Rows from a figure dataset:
+++++

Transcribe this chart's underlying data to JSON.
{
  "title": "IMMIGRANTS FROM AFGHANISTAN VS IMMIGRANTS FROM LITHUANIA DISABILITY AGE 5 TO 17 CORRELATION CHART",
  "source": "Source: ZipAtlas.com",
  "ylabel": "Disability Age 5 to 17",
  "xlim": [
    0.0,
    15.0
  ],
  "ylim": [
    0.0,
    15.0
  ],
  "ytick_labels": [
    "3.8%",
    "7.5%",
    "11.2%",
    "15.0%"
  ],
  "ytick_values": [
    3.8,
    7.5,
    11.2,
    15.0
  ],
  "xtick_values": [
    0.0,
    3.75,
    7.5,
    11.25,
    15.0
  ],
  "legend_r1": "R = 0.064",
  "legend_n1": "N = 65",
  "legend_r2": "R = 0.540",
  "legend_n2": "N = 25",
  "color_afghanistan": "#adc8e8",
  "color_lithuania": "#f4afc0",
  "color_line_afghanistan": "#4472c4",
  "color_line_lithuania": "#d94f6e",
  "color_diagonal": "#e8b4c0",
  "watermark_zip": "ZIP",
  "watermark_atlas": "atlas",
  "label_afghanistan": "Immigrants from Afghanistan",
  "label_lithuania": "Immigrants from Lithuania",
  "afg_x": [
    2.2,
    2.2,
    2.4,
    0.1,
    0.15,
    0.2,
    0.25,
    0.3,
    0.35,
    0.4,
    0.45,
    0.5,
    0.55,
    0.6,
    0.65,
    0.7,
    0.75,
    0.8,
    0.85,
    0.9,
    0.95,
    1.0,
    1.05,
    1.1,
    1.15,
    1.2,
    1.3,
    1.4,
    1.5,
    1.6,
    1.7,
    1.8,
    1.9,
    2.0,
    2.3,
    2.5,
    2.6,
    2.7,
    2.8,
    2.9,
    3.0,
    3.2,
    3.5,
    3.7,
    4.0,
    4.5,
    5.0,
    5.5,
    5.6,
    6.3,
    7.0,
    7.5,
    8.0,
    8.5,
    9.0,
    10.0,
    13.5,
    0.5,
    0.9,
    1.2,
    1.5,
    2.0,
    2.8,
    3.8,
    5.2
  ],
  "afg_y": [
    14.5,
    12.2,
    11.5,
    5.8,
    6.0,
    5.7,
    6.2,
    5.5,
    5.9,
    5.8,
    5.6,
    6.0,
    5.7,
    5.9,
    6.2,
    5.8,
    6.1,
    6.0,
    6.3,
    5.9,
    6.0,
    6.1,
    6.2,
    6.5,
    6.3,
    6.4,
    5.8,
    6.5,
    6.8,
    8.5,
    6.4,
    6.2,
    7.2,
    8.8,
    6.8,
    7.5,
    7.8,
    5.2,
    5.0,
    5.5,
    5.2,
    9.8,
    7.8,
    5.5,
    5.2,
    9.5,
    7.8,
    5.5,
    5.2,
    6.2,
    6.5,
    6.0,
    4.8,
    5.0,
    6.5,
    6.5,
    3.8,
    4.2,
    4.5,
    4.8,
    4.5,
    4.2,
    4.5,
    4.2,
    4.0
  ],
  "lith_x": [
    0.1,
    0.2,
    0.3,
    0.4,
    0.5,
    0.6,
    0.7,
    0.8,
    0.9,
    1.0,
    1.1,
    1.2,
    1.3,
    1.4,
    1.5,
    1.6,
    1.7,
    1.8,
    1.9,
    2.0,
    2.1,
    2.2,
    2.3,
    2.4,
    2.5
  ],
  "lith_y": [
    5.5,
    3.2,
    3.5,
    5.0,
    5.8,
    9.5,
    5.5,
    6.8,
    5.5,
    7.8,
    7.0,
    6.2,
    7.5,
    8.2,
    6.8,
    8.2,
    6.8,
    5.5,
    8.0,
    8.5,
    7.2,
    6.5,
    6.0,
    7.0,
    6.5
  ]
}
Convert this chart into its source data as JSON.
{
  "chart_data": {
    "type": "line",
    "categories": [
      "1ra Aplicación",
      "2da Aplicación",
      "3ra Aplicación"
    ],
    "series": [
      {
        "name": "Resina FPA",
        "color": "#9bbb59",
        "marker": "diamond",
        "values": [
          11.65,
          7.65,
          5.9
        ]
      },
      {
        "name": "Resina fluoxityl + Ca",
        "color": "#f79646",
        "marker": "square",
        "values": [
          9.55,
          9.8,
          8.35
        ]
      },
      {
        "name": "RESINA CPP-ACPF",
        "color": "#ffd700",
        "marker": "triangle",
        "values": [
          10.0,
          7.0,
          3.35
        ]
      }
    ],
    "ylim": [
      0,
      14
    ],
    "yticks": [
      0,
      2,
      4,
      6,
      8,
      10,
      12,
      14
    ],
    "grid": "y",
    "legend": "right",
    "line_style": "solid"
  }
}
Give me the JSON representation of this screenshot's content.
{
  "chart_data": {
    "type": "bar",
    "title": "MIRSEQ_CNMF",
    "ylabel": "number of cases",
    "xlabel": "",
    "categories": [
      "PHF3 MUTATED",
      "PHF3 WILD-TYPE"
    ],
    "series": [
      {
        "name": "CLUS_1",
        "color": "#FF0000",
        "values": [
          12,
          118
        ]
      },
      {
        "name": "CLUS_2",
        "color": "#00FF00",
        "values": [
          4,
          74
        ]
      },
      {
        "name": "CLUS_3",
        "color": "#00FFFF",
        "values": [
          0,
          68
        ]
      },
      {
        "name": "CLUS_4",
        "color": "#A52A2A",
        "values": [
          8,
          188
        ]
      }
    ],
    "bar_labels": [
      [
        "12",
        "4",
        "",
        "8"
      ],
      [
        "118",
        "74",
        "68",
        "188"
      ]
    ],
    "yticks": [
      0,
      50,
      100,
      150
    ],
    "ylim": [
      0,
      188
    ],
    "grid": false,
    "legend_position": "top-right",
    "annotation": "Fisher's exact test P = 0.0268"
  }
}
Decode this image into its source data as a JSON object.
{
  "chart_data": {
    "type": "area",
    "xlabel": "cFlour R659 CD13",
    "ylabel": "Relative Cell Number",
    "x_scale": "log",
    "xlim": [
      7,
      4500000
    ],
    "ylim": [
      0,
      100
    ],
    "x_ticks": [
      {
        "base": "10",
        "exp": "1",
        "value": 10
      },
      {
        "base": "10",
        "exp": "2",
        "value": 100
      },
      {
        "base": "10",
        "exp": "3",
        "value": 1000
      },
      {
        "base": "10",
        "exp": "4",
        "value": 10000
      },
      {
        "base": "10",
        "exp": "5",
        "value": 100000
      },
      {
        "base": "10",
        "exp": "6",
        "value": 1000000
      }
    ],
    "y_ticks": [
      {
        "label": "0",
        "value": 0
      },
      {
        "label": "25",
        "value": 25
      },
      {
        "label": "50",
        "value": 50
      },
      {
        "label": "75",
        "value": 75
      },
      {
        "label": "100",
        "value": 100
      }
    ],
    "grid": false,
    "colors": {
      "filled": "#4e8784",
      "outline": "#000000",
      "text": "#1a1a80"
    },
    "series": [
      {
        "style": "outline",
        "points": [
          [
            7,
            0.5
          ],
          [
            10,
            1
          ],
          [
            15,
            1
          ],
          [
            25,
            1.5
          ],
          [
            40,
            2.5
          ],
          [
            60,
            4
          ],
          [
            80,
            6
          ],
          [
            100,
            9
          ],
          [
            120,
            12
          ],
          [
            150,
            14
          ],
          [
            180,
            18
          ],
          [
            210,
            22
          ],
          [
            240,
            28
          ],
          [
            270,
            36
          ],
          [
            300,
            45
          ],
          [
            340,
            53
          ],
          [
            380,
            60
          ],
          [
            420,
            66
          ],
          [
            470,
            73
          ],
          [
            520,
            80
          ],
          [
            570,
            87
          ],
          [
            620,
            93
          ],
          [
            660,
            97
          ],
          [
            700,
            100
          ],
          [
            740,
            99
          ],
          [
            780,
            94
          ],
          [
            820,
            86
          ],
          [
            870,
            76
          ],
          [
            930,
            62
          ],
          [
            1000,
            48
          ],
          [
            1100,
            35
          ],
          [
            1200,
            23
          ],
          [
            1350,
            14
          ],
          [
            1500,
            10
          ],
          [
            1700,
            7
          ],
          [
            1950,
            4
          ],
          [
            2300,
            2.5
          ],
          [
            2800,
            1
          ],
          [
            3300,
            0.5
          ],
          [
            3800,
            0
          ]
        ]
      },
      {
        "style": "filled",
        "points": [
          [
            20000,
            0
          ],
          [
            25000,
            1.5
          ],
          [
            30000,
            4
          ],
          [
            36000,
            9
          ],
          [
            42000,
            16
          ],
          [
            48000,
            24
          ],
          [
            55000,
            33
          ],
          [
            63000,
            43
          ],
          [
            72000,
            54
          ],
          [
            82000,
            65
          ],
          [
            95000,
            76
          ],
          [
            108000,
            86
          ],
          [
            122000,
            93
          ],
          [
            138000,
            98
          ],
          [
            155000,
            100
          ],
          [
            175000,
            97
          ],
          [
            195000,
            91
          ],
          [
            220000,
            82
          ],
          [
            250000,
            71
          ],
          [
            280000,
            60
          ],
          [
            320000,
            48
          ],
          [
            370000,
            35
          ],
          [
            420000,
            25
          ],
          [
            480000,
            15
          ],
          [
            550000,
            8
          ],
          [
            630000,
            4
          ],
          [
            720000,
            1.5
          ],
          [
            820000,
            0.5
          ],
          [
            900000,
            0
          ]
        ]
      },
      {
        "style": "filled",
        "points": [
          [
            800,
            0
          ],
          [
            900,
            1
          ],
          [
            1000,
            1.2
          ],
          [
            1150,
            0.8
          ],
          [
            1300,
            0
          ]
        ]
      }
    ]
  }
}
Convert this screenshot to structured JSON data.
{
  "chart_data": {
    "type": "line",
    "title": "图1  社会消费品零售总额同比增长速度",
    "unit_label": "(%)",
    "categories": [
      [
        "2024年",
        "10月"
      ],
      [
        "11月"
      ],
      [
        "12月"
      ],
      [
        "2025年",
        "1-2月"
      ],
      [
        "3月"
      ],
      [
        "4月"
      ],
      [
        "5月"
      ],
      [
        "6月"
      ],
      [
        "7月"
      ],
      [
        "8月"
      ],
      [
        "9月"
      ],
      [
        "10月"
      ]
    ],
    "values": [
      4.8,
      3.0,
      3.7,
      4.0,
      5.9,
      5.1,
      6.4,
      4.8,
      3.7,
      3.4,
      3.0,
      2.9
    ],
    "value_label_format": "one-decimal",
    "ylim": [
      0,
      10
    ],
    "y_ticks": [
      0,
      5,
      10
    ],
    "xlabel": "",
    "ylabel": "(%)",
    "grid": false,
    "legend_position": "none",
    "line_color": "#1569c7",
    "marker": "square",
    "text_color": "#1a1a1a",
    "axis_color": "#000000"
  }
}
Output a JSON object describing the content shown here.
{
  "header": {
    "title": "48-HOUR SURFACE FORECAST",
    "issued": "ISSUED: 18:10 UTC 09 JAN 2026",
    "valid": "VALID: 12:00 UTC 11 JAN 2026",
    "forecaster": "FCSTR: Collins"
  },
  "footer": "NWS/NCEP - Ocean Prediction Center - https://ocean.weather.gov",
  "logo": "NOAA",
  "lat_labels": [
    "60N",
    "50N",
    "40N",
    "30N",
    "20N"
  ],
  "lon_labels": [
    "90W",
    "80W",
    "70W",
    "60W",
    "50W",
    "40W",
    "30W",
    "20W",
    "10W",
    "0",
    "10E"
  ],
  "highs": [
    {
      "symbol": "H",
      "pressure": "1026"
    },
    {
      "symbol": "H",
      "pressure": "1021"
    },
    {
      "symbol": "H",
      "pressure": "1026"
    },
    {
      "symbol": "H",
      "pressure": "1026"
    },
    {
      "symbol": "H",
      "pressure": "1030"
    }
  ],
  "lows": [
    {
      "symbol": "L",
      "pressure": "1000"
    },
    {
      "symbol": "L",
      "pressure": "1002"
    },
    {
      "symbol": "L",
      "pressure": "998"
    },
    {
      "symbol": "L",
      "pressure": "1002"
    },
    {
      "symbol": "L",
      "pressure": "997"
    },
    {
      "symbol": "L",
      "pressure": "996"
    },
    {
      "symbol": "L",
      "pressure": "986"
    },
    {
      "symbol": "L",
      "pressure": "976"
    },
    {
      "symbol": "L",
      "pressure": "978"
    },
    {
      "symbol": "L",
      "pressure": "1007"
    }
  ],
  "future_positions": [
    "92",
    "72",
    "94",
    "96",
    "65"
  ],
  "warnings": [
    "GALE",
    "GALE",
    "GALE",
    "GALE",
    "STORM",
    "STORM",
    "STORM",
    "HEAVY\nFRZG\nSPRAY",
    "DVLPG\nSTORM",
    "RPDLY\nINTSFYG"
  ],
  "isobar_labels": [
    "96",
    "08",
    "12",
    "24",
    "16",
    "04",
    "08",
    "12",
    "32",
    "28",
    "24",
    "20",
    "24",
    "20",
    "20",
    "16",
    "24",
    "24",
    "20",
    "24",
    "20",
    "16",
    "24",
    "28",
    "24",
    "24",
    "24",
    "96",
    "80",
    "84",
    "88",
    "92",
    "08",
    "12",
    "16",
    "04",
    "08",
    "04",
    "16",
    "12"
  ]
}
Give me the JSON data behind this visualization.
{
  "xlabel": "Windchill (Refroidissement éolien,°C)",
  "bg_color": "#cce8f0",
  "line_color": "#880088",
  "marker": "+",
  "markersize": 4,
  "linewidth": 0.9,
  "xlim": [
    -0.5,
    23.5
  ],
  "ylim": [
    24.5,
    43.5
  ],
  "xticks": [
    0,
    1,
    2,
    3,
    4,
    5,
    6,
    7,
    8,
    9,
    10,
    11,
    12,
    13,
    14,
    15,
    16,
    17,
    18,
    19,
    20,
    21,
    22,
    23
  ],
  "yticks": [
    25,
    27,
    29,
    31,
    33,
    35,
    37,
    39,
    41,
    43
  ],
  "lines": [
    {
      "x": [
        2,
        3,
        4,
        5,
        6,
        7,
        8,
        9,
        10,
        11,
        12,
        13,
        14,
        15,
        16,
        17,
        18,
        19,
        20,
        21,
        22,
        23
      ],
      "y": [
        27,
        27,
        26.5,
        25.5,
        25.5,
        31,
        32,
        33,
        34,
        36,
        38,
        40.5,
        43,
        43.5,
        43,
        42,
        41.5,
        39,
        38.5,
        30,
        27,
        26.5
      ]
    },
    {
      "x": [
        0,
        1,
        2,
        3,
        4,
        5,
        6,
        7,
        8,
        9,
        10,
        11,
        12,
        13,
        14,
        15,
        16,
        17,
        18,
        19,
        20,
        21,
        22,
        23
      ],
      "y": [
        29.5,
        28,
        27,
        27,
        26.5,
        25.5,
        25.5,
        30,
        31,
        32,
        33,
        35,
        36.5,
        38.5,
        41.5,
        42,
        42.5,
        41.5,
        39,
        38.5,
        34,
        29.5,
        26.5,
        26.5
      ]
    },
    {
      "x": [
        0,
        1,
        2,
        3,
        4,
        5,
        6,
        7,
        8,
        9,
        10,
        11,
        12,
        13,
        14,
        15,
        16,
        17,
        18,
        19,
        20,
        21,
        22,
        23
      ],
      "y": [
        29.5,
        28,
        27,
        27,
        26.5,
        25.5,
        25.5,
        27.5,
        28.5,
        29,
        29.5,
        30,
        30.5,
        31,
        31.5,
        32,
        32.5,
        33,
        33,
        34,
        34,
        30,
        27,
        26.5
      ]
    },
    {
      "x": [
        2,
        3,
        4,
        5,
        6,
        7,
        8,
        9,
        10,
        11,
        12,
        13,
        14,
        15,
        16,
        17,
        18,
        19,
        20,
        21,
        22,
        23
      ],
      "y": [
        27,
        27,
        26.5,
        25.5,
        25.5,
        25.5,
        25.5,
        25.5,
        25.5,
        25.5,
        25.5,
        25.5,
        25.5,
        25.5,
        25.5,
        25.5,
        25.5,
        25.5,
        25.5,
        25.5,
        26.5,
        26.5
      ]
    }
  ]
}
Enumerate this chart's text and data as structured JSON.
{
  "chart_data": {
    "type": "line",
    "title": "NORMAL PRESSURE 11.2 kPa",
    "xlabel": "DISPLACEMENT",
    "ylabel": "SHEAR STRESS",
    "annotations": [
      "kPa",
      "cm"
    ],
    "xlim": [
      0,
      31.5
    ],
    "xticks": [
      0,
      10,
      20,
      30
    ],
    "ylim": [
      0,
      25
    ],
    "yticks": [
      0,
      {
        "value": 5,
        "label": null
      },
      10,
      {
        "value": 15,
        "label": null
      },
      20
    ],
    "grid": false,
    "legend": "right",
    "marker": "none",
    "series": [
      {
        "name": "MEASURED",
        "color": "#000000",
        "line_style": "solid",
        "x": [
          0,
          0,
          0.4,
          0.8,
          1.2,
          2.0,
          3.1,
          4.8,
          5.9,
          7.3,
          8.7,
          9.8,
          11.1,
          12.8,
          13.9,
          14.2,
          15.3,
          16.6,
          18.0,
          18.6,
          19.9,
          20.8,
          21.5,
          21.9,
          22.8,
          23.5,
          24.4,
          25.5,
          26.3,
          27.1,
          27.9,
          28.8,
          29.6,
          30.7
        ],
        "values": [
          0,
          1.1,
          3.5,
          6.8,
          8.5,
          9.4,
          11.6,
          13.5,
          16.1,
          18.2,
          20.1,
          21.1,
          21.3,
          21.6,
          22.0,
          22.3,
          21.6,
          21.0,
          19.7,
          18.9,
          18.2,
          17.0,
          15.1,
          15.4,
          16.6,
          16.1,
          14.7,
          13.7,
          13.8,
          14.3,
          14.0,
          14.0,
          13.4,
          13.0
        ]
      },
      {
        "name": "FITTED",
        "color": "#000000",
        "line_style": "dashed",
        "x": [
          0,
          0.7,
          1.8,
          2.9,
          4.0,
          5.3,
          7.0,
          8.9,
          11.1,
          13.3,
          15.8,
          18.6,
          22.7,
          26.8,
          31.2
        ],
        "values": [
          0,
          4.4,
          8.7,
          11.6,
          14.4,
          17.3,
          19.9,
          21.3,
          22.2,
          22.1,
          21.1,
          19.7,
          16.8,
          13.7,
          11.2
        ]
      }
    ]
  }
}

+++++

**Your objective**
Locate the word "title" in the entries, and copy every line where it is found.

**Complete output**
  "title": "IMMIGRANTS FROM AFGHANISTAN VS IMMIGRANTS FROM LITHUANIA DISABILITY AGE 5 TO 17 CORRELATION CHART",
    "title": "MIRSEQ_CNMF",
    "title": "图1  社会消费品零售总额同比增长速度",
    "title": "48-HOUR SURFACE FORECAST",
    "title": "NORMAL PRESSURE 11.2 kPa",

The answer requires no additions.